- EXERCISE REQUIREMENTS:
Search the records below for the word "value". Pull out each line that has it.
★ ★ ★ ★ ★ ★ ★
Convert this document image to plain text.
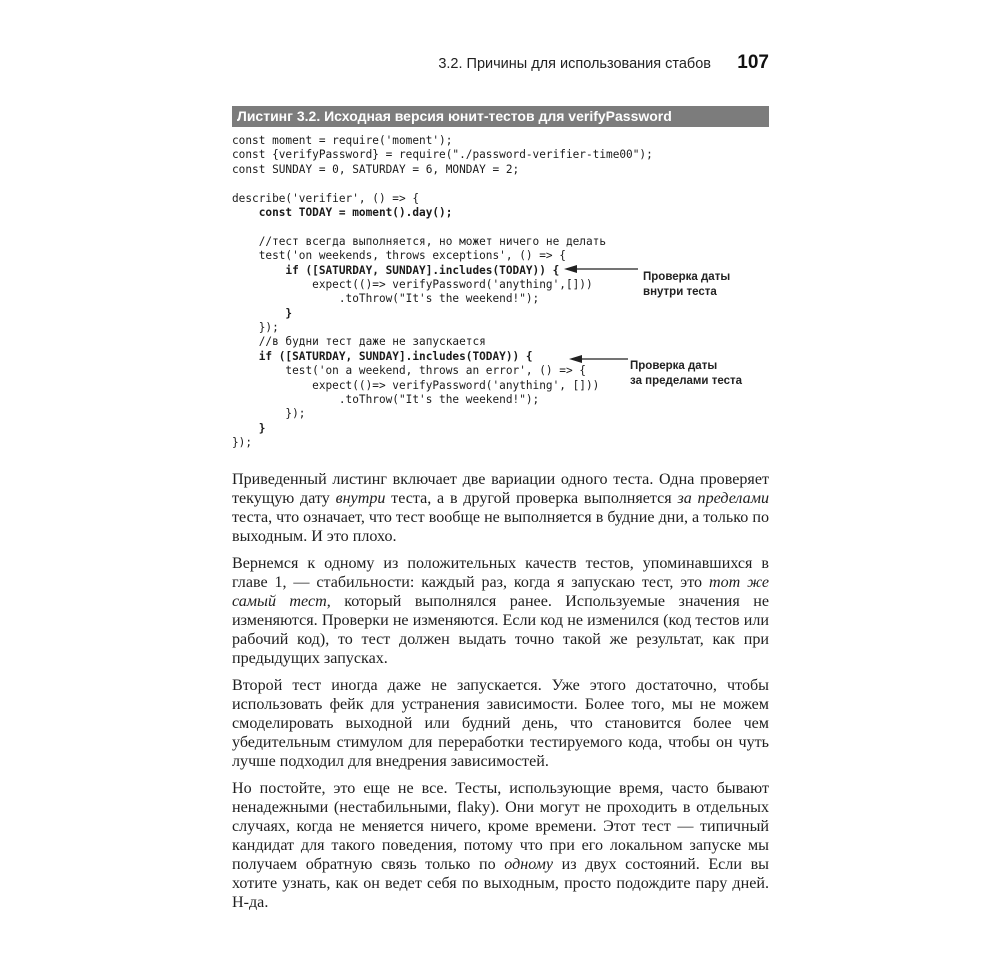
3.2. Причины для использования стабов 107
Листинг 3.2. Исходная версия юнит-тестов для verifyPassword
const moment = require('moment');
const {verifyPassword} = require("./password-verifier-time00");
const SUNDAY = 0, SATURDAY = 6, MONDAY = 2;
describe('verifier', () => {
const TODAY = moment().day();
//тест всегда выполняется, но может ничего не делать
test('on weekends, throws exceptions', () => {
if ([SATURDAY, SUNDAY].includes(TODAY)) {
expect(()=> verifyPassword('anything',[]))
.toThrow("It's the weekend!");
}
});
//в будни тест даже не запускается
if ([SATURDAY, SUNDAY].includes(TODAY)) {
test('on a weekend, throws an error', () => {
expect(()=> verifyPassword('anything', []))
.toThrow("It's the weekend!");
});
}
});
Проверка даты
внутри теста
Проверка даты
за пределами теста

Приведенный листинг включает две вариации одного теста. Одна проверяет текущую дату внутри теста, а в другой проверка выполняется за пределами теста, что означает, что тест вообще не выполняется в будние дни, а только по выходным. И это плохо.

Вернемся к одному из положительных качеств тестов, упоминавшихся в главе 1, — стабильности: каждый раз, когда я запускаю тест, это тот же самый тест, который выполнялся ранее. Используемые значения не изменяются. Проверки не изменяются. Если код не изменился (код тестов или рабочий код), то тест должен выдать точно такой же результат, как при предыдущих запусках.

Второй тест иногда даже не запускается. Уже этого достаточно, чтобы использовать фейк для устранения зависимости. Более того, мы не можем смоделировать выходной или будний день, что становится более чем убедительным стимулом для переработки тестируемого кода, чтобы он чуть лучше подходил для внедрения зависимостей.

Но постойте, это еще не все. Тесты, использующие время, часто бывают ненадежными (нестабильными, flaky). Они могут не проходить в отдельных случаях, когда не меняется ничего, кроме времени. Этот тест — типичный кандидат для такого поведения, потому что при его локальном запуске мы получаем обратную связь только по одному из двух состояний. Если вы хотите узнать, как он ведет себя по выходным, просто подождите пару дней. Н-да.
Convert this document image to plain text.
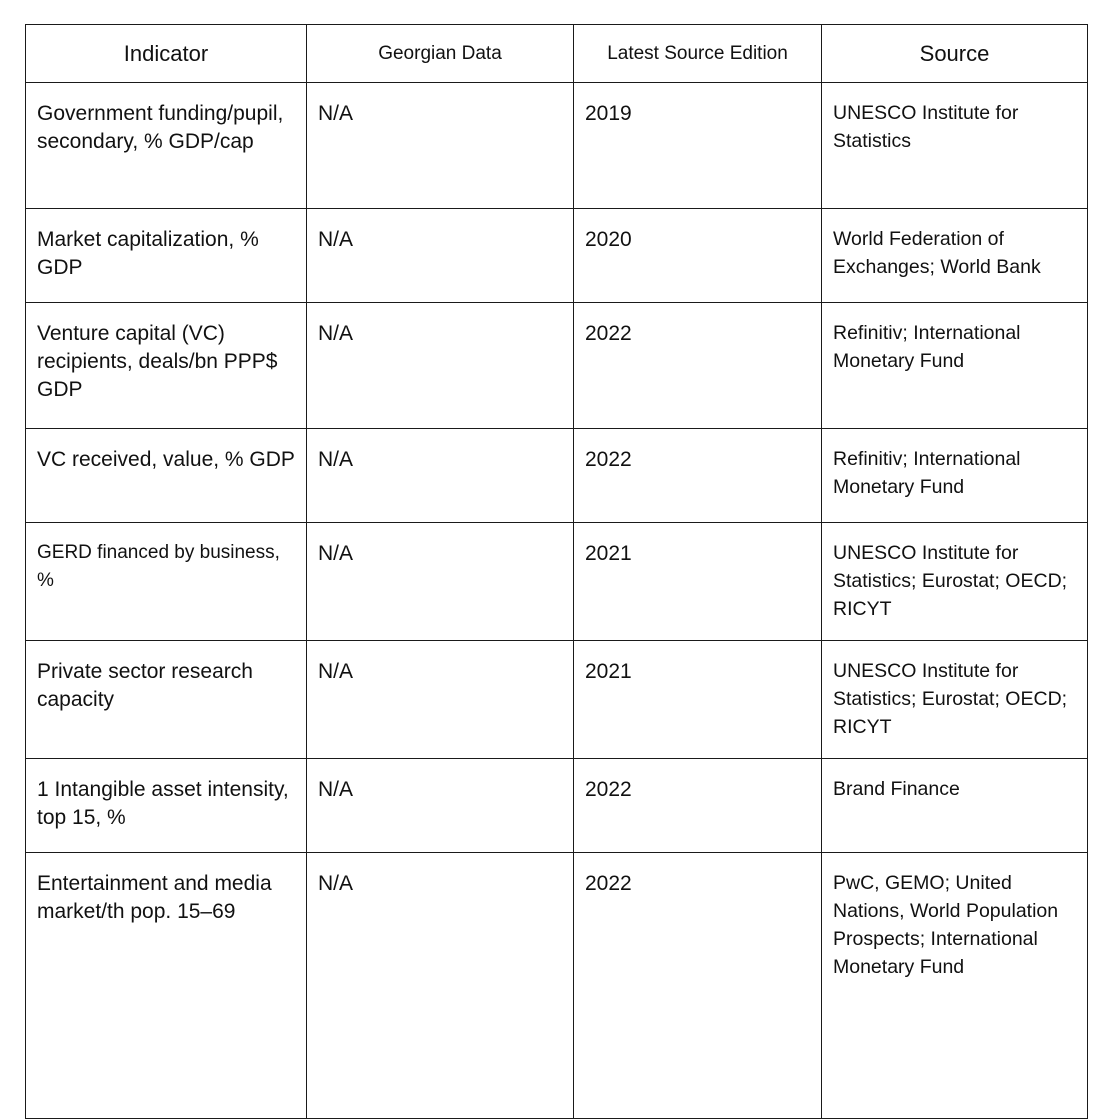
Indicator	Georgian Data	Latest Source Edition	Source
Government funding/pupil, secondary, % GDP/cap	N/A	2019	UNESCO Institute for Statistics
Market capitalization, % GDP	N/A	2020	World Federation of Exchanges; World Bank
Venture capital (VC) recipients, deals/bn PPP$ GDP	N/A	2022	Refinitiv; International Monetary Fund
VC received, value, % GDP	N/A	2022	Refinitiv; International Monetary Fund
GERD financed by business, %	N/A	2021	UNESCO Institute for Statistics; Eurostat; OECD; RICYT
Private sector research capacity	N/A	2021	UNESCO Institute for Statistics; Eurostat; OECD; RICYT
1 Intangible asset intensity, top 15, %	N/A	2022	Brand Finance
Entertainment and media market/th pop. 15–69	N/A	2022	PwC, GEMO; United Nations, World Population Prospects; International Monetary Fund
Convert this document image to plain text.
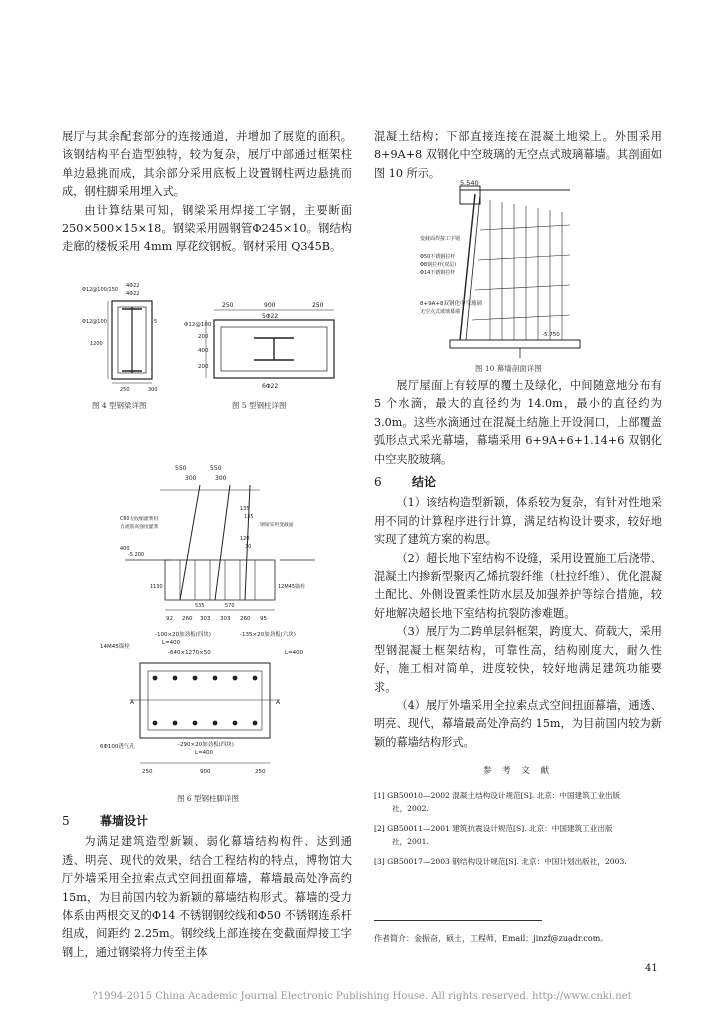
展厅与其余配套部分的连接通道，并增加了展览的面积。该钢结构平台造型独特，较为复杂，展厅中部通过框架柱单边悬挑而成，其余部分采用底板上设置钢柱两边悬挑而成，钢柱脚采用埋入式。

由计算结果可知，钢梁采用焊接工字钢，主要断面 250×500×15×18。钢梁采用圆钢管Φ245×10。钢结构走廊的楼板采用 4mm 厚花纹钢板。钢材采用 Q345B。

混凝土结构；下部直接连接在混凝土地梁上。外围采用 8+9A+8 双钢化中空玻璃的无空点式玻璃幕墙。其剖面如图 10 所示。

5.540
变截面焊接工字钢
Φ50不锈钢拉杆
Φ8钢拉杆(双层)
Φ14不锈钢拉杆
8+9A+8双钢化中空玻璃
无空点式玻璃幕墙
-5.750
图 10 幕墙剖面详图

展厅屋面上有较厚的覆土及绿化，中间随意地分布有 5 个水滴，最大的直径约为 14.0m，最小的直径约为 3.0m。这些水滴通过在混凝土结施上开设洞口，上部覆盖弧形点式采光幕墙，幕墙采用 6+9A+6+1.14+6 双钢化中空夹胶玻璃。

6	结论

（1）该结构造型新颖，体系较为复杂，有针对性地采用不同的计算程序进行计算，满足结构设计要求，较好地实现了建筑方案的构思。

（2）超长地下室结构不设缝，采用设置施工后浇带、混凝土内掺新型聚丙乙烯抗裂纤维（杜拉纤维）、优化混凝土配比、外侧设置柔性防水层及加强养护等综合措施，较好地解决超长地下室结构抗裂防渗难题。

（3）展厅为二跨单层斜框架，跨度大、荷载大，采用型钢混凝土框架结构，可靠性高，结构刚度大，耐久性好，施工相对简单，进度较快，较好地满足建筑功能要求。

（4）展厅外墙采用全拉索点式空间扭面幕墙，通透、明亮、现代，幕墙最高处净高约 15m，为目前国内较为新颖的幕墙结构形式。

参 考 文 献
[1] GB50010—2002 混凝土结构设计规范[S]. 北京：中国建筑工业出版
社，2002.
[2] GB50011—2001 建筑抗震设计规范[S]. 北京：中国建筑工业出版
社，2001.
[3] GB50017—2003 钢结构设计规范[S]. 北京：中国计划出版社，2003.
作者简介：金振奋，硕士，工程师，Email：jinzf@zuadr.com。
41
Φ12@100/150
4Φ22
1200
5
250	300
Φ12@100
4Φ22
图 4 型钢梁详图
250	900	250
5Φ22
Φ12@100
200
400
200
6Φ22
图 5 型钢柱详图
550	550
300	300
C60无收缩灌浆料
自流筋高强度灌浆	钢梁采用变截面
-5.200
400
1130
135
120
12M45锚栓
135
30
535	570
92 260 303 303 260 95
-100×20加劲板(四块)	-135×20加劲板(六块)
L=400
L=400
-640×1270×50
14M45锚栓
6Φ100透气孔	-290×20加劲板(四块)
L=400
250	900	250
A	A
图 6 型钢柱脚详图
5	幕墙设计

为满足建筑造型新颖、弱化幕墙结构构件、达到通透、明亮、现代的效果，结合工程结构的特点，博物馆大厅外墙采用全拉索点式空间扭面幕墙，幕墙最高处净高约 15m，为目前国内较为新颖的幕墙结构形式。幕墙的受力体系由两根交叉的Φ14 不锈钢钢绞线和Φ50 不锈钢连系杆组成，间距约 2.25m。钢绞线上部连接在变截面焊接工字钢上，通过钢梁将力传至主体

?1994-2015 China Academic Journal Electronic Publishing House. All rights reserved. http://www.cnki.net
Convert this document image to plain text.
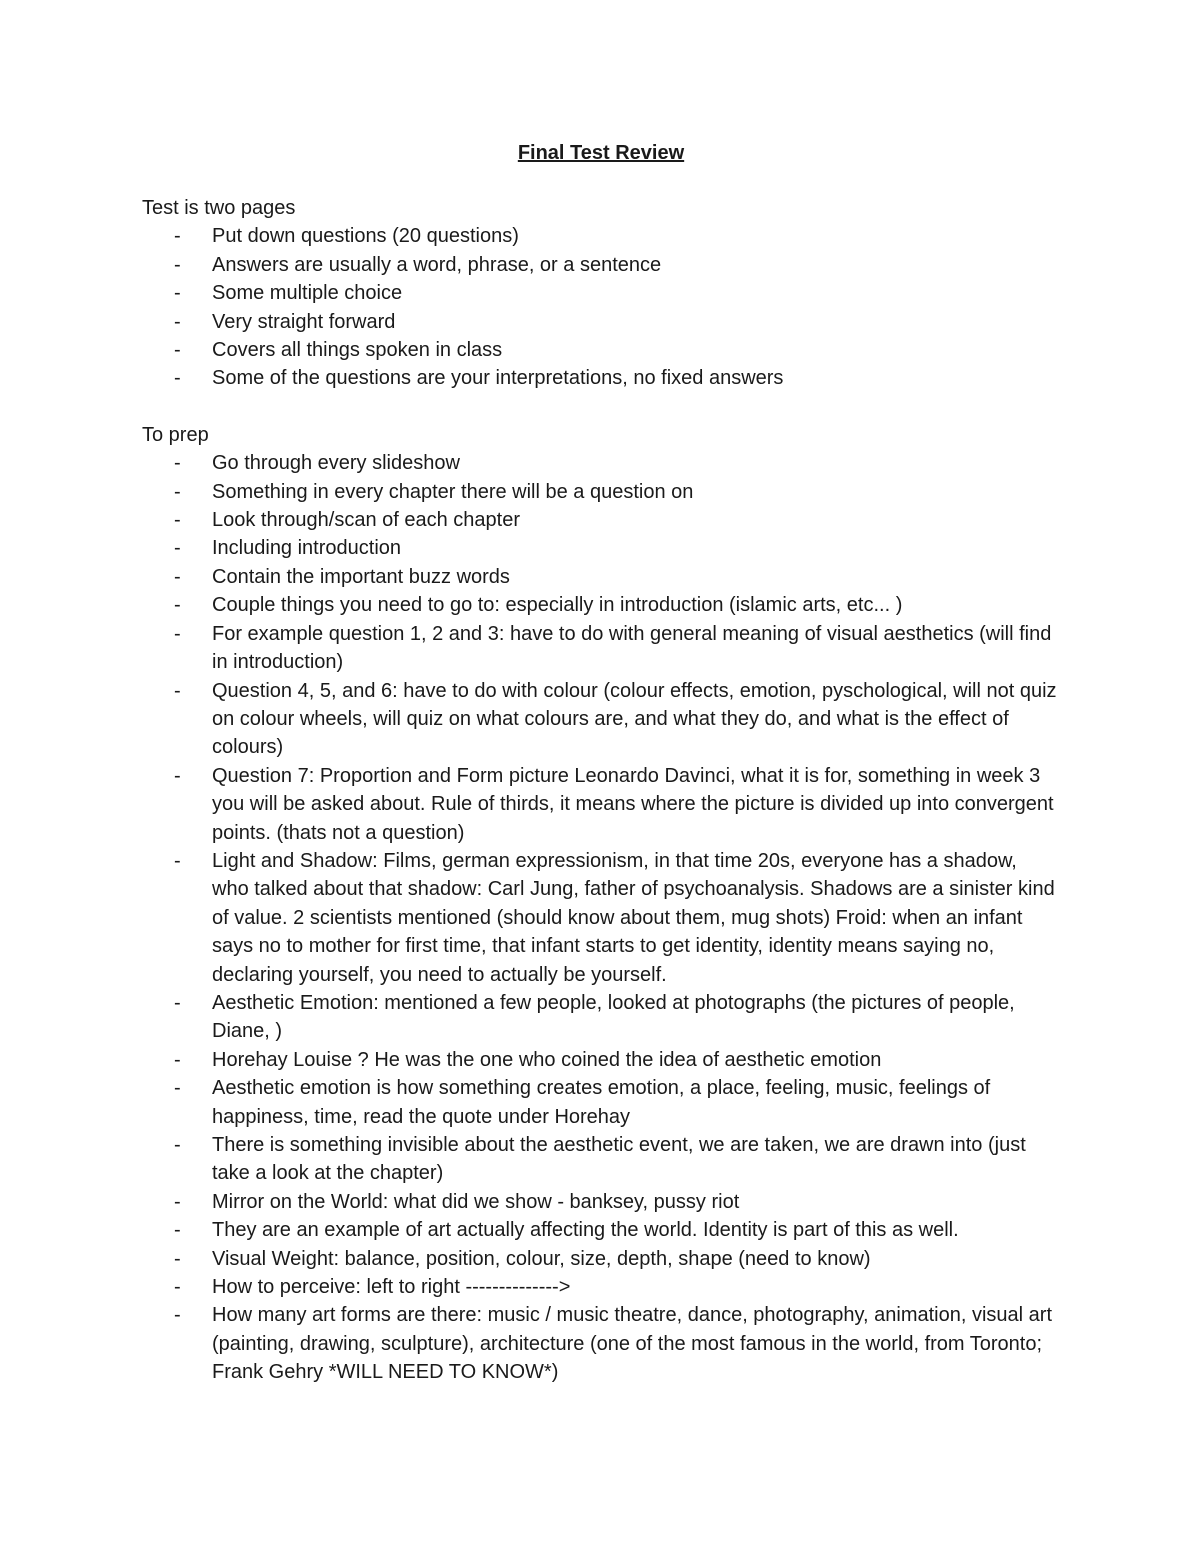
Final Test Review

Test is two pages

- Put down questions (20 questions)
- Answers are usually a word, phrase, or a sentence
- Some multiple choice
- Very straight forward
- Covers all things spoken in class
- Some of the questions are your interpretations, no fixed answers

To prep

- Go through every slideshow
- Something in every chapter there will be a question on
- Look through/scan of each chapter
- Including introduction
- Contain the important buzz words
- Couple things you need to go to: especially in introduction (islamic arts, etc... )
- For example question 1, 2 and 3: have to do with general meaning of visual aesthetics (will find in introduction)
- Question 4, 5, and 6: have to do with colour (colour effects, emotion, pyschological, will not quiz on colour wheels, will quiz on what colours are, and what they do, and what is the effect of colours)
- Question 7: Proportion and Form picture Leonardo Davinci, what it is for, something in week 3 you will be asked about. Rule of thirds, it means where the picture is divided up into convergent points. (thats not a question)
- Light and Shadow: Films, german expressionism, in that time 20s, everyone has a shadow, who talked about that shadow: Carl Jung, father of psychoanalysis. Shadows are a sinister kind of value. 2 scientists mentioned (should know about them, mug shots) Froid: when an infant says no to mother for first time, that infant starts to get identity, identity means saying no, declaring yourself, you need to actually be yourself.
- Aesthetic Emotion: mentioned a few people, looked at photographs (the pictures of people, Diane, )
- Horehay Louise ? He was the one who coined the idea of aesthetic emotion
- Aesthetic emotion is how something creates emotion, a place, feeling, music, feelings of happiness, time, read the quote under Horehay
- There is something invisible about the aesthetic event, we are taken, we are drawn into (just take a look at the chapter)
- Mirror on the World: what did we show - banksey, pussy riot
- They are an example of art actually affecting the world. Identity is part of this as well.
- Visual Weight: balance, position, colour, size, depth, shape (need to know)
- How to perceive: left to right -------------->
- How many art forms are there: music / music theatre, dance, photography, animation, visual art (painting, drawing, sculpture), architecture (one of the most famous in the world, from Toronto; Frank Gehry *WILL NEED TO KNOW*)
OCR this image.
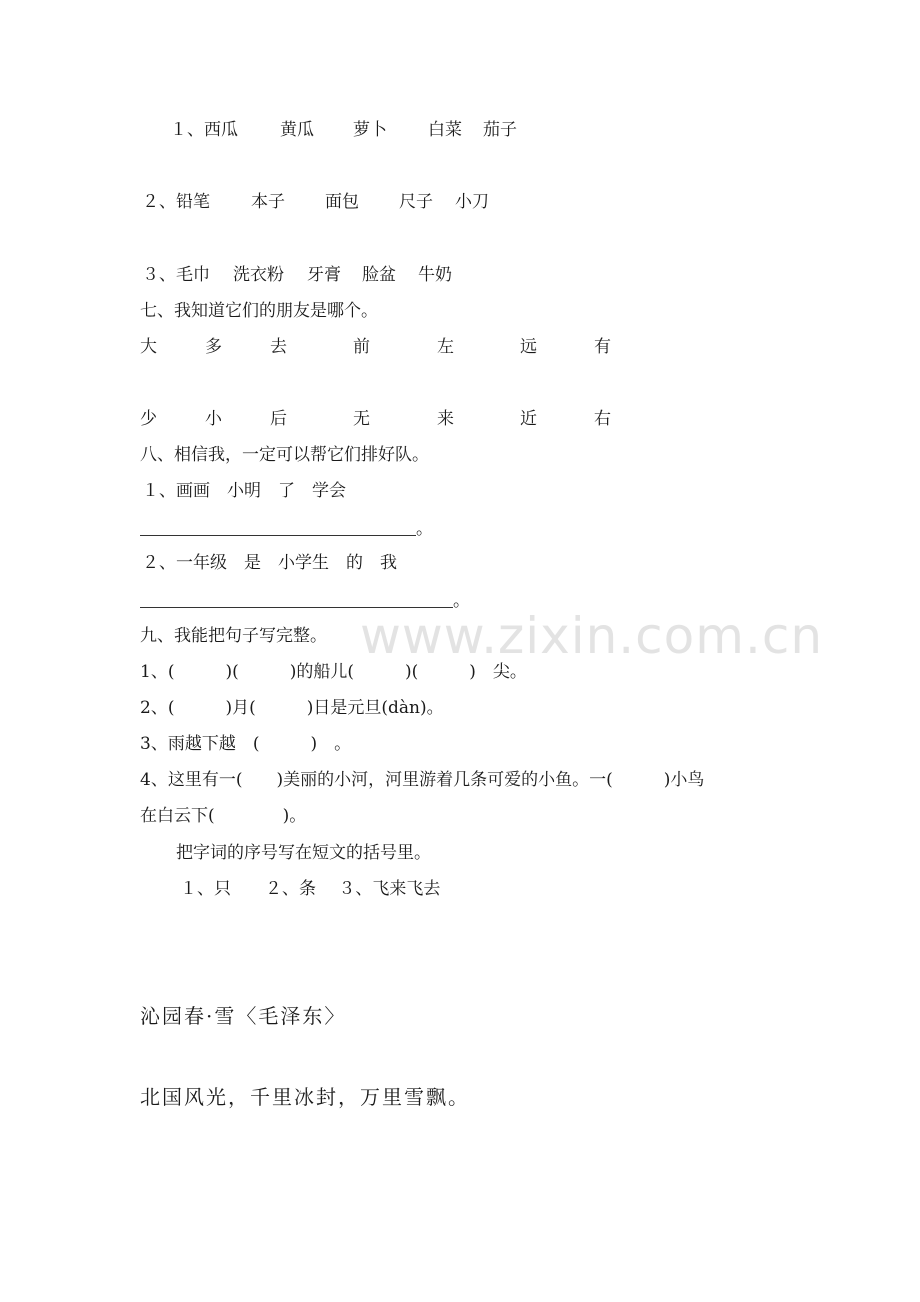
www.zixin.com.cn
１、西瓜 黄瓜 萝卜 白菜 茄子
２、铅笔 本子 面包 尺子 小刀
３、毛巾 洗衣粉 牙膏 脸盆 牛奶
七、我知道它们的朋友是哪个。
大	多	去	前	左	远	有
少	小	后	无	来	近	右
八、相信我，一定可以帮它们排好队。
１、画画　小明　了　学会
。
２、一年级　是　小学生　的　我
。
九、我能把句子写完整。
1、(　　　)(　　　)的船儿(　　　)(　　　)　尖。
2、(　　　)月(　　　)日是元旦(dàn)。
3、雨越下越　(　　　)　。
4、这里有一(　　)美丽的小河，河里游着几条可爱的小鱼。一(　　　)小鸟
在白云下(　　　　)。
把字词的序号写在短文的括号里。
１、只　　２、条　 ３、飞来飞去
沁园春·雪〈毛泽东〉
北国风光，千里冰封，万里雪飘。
★ ★ ★ ★ ★ ★ ★
- RESULT:
VC received, value, % GDP	N/A	2022	Refinitiv; International Monetary Fund
- Light and Shadow: Films, german expressionism, in that time 20s, everyone has a shadow, who talked about that shadow: Carl Jung, father of psychoanalysis. Shadows are a sinister kind of value. 2 scientists mentioned (should know about them, mug shots) Froid: when an infant says no to mother for first time, that infant starts to get identity, identity means saying no, declaring yourself, you need to actually be yourself.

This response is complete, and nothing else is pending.